▶ EXERCISE BRIEF
In the response, each entry below should appear again exactly as given.

▶ EXERCISE INPUT
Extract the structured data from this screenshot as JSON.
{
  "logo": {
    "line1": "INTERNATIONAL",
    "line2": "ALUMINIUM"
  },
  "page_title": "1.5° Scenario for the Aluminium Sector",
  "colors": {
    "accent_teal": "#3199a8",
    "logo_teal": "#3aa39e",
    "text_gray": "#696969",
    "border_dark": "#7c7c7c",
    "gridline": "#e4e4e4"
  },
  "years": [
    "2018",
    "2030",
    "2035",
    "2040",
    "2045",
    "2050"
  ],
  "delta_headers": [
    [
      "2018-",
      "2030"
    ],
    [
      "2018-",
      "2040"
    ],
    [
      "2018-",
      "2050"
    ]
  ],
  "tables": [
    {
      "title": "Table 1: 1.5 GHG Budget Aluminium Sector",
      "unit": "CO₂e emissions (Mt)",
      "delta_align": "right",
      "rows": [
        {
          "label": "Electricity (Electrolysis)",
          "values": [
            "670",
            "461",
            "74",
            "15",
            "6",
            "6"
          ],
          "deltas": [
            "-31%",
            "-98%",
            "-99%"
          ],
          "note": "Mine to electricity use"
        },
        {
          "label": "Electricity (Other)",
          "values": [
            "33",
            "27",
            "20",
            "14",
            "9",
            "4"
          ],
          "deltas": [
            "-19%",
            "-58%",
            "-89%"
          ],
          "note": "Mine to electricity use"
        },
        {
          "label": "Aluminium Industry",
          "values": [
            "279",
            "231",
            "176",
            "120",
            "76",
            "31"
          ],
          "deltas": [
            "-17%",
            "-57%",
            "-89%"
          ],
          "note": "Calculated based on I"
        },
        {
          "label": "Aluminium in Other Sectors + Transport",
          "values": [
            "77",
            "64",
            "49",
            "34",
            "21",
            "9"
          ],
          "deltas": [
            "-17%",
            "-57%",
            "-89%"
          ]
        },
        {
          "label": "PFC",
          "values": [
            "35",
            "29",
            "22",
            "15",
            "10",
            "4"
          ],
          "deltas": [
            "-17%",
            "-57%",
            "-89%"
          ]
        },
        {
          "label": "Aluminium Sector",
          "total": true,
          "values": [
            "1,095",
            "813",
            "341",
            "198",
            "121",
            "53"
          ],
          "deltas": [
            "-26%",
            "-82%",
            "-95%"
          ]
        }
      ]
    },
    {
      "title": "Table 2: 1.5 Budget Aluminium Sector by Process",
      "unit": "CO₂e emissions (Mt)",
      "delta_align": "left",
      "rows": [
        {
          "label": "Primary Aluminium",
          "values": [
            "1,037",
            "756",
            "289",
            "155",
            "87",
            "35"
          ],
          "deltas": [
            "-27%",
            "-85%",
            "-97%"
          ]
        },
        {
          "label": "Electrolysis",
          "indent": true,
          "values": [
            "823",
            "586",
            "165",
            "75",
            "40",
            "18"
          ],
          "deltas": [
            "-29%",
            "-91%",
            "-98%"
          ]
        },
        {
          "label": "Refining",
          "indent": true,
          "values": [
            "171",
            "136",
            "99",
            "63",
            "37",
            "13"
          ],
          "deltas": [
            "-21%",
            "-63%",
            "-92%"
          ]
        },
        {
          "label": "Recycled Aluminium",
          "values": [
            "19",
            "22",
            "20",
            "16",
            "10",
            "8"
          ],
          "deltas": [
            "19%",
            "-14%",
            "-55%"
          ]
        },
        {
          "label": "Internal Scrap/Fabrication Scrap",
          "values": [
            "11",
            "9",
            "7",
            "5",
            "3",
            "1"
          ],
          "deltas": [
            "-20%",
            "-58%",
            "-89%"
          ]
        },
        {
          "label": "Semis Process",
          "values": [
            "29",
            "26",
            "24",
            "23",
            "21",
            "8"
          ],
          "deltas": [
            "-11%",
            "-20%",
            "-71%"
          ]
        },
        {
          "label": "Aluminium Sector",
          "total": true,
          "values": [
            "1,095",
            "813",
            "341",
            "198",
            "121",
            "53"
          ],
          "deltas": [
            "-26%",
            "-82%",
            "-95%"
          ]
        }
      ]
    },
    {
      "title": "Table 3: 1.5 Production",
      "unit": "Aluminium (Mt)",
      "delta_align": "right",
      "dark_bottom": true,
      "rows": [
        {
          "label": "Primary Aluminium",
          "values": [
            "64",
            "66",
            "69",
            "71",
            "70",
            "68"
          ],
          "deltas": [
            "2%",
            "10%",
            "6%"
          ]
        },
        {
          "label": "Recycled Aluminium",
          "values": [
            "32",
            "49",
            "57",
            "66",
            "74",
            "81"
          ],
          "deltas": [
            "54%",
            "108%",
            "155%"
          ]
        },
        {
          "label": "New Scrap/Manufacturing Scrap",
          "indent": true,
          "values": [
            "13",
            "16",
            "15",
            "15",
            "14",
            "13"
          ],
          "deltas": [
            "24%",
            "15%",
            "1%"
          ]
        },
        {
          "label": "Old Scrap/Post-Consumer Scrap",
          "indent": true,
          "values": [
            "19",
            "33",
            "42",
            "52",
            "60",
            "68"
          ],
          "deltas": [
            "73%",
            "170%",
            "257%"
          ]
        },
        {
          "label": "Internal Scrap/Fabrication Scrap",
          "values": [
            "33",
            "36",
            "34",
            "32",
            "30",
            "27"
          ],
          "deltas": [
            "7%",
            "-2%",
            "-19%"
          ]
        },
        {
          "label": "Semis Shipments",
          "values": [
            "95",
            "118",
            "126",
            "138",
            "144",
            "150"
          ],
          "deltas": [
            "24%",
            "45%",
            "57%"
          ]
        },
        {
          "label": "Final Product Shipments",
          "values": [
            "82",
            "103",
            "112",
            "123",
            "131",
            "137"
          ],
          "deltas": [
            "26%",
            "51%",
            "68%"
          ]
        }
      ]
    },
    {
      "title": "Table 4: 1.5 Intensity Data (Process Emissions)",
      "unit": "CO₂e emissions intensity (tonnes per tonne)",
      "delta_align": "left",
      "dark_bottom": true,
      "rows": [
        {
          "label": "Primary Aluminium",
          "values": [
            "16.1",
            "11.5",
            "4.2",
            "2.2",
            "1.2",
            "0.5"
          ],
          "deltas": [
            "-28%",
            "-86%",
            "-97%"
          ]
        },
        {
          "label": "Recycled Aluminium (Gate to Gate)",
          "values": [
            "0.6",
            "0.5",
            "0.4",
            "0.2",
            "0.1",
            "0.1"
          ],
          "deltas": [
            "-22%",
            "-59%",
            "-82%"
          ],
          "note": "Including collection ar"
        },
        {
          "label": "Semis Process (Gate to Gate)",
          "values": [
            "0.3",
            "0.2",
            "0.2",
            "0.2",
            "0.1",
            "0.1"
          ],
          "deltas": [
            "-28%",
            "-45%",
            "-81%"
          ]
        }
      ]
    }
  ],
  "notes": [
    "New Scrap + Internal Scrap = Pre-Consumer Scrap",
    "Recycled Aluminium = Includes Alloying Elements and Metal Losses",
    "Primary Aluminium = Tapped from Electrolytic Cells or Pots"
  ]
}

▶ OUTPUT FOR THIS EXERCISE
Extract the structured data from this screenshot as JSON.
{
  "logo": {
    "line1": "INTERNATIONAL",
    "line2": "ALUMINIUM"
  },
  "page_title": "1.5° Scenario for the Aluminium Sector",
  "colors": {
    "accent_teal": "#3199a8",
    "logo_teal": "#3aa39e",
    "text_gray": "#696969",
    "border_dark": "#7c7c7c",
    "gridline": "#e4e4e4"
  },
  "years": [
    "2018",
    "2030",
    "2035",
    "2040",
    "2045",
    "2050"
  ],
  "delta_headers": [
    [
      "2018-",
      "2030"
    ],
    [
      "2018-",
      "2040"
    ],
    [
      "2018-",
      "2050"
    ]
  ],
  "tables": [
    {
      "title": "Table 1: 1.5 GHG Budget Aluminium Sector",
      "unit": "CO₂e emissions (Mt)",
      "delta_align": "right",
      "rows": [
        {
          "label": "Electricity (Electrolysis)",
          "values": [
            "670",
            "461",
            "74",
            "15",
            "6",
            "6"
          ],
          "deltas": [
            "-31%",
            "-98%",
            "-99%"
          ],
          "note": "Mine to electricity use"
        },
        {
          "label": "Electricity (Other)",
          "values": [
            "33",
            "27",
            "20",
            "14",
            "9",
            "4"
          ],
          "deltas": [
            "-19%",
            "-58%",
            "-89%"
          ],
          "note": "Mine to electricity use"
        },
        {
          "label": "Aluminium Industry",
          "values": [
            "279",
            "231",
            "176",
            "120",
            "76",
            "31"
          ],
          "deltas": [
            "-17%",
            "-57%",
            "-89%"
          ],
          "note": "Calculated based on I"
        },
        {
          "label": "Aluminium in Other Sectors + Transport",
          "values": [
            "77",
            "64",
            "49",
            "34",
            "21",
            "9"
          ],
          "deltas": [
            "-17%",
            "-57%",
            "-89%"
          ]
        },
        {
          "label": "PFC",
          "values": [
            "35",
            "29",
            "22",
            "15",
            "10",
            "4"
          ],
          "deltas": [
            "-17%",
            "-57%",
            "-89%"
          ]
        },
        {
          "label": "Aluminium Sector",
          "total": true,
          "values": [
            "1,095",
            "813",
            "341",
            "198",
            "121",
            "53"
          ],
          "deltas": [
            "-26%",
            "-82%",
            "-95%"
          ]
        }
      ]
    },
    {
      "title": "Table 2: 1.5 Budget Aluminium Sector by Process",
      "unit": "CO₂e emissions (Mt)",
      "delta_align": "left",
      "rows": [
        {
          "label": "Primary Aluminium",
          "values": [
            "1,037",
            "756",
            "289",
            "155",
            "87",
            "35"
          ],
          "deltas": [
            "-27%",
            "-85%",
            "-97%"
          ]
        },
        {
          "label": "Electrolysis",
          "indent": true,
          "values": [
            "823",
            "586",
            "165",
            "75",
            "40",
            "18"
          ],
          "deltas": [
            "-29%",
            "-91%",
            "-98%"
          ]
        },
        {
          "label": "Refining",
          "indent": true,
          "values": [
            "171",
            "136",
            "99",
            "63",
            "37",
            "13"
          ],
          "deltas": [
            "-21%",
            "-63%",
            "-92%"
          ]
        },
        {
          "label": "Recycled Aluminium",
          "values": [
            "19",
            "22",
            "20",
            "16",
            "10",
            "8"
          ],
          "deltas": [
            "19%",
            "-14%",
            "-55%"
          ]
        },
        {
          "label": "Internal Scrap/Fabrication Scrap",
          "values": [
            "11",
            "9",
            "7",
            "5",
            "3",
            "1"
          ],
          "deltas": [
            "-20%",
            "-58%",
            "-89%"
          ]
        },
        {
          "label": "Semis Process",
          "values": [
            "29",
            "26",
            "24",
            "23",
            "21",
            "8"
          ],
          "deltas": [
            "-11%",
            "-20%",
            "-71%"
          ]
        },
        {
          "label": "Aluminium Sector",
          "total": true,
          "values": [
            "1,095",
            "813",
            "341",
            "198",
            "121",
            "53"
          ],
          "deltas": [
            "-26%",
            "-82%",
            "-95%"
          ]
        }
      ]
    },
    {
      "title": "Table 3: 1.5 Production",
      "unit": "Aluminium (Mt)",
      "delta_align": "right",
      "dark_bottom": true,
      "rows": [
        {
          "label": "Primary Aluminium",
          "values": [
            "64",
            "66",
            "69",
            "71",
            "70",
            "68"
          ],
          "deltas": [
            "2%",
            "10%",
            "6%"
          ]
        },
        {
          "label": "Recycled Aluminium",
          "values": [
            "32",
            "49",
            "57",
            "66",
            "74",
            "81"
          ],
          "deltas": [
            "54%",
            "108%",
            "155%"
          ]
        },
        {
          "label": "New Scrap/Manufacturing Scrap",
          "indent": true,
          "values": [
            "13",
            "16",
            "15",
            "15",
            "14",
            "13"
          ],
          "deltas": [
            "24%",
            "15%",
            "1%"
          ]
        },
        {
          "label": "Old Scrap/Post-Consumer Scrap",
          "indent": true,
          "values": [
            "19",
            "33",
            "42",
            "52",
            "60",
            "68"
          ],
          "deltas": [
            "73%",
            "170%",
            "257%"
          ]
        },
        {
          "label": "Internal Scrap/Fabrication Scrap",
          "values": [
            "33",
            "36",
            "34",
            "32",
            "30",
            "27"
          ],
          "deltas": [
            "7%",
            "-2%",
            "-19%"
          ]
        },
        {
          "label": "Semis Shipments",
          "values": [
            "95",
            "118",
            "126",
            "138",
            "144",
            "150"
          ],
          "deltas": [
            "24%",
            "45%",
            "57%"
          ]
        },
        {
          "label": "Final Product Shipments",
          "values": [
            "82",
            "103",
            "112",
            "123",
            "131",
            "137"
          ],
          "deltas": [
            "26%",
            "51%",
            "68%"
          ]
        }
      ]
    },
    {
      "title": "Table 4: 1.5 Intensity Data (Process Emissions)",
      "unit": "CO₂e emissions intensity (tonnes per tonne)",
      "delta_align": "left",
      "dark_bottom": true,
      "rows": [
        {
          "label": "Primary Aluminium",
          "values": [
            "16.1",
            "11.5",
            "4.2",
            "2.2",
            "1.2",
            "0.5"
          ],
          "deltas": [
            "-28%",
            "-86%",
            "-97%"
          ]
        },
        {
          "label": "Recycled Aluminium (Gate to Gate)",
          "values": [
            "0.6",
            "0.5",
            "0.4",
            "0.2",
            "0.1",
            "0.1"
          ],
          "deltas": [
            "-22%",
            "-59%",
            "-82%"
          ],
          "note": "Including collection ar"
        },
        {
          "label": "Semis Process (Gate to Gate)",
          "values": [
            "0.3",
            "0.2",
            "0.2",
            "0.2",
            "0.1",
            "0.1"
          ],
          "deltas": [
            "-28%",
            "-45%",
            "-81%"
          ]
        }
      ]
    }
  ],
  "notes": [
    "New Scrap + Internal Scrap = Pre-Consumer Scrap",
    "Recycled Aluminium = Includes Alloying Elements and Metal Losses",
    "Primary Aluminium = Tapped from Electrolytic Cells or Pots"
  ]
}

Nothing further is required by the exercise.